Lines of data
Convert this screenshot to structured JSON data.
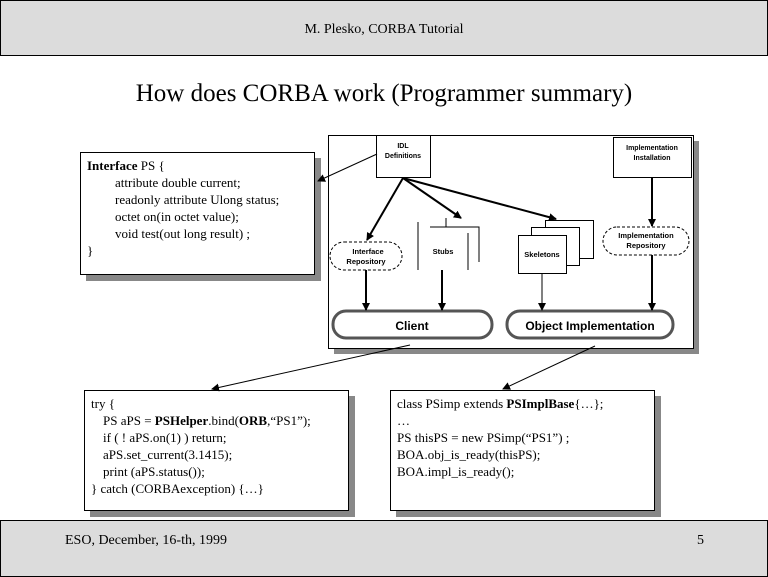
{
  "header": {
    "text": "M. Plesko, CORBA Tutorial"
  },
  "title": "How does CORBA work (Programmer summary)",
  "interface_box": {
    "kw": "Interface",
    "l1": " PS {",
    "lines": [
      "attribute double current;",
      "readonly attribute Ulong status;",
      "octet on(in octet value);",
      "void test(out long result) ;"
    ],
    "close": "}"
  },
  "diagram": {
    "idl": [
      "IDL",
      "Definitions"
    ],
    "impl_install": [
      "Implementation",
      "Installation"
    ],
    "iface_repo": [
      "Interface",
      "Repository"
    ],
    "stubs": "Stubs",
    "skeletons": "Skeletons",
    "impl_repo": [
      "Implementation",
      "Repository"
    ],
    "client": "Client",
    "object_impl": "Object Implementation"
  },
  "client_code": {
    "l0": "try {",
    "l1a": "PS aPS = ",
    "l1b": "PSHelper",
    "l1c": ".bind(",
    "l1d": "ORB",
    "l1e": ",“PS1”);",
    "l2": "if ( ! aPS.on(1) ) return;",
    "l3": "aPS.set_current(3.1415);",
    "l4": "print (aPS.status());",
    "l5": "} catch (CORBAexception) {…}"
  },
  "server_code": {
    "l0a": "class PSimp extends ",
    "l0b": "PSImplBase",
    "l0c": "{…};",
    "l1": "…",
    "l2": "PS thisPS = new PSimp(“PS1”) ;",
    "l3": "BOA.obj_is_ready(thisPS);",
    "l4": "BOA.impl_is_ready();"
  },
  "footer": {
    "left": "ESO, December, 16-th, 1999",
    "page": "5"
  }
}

--

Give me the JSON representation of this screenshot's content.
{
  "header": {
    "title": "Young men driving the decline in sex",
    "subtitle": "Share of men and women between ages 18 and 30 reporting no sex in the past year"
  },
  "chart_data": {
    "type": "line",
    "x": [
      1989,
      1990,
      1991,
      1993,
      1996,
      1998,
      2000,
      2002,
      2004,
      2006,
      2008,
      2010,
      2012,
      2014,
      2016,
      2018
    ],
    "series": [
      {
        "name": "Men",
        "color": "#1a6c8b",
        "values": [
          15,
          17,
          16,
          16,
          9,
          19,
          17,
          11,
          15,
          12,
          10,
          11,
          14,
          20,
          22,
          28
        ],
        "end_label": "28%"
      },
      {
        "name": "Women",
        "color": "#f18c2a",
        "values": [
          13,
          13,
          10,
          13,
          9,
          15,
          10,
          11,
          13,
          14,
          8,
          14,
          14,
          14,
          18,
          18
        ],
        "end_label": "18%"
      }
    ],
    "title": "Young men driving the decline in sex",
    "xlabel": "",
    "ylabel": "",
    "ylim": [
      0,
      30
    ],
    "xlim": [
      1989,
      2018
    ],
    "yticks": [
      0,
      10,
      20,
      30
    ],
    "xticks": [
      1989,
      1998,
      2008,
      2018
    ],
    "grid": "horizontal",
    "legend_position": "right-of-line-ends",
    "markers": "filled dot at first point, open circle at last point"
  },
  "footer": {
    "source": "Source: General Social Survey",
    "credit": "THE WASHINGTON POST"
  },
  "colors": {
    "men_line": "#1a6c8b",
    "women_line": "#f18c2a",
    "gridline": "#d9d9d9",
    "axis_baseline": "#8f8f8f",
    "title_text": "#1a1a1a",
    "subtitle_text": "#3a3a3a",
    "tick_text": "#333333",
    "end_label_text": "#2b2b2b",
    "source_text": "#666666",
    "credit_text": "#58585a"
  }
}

◆ Problem:
Respond with nothing but the number of lines in the entries that contain the string "thisPS".

◆ Reply:
2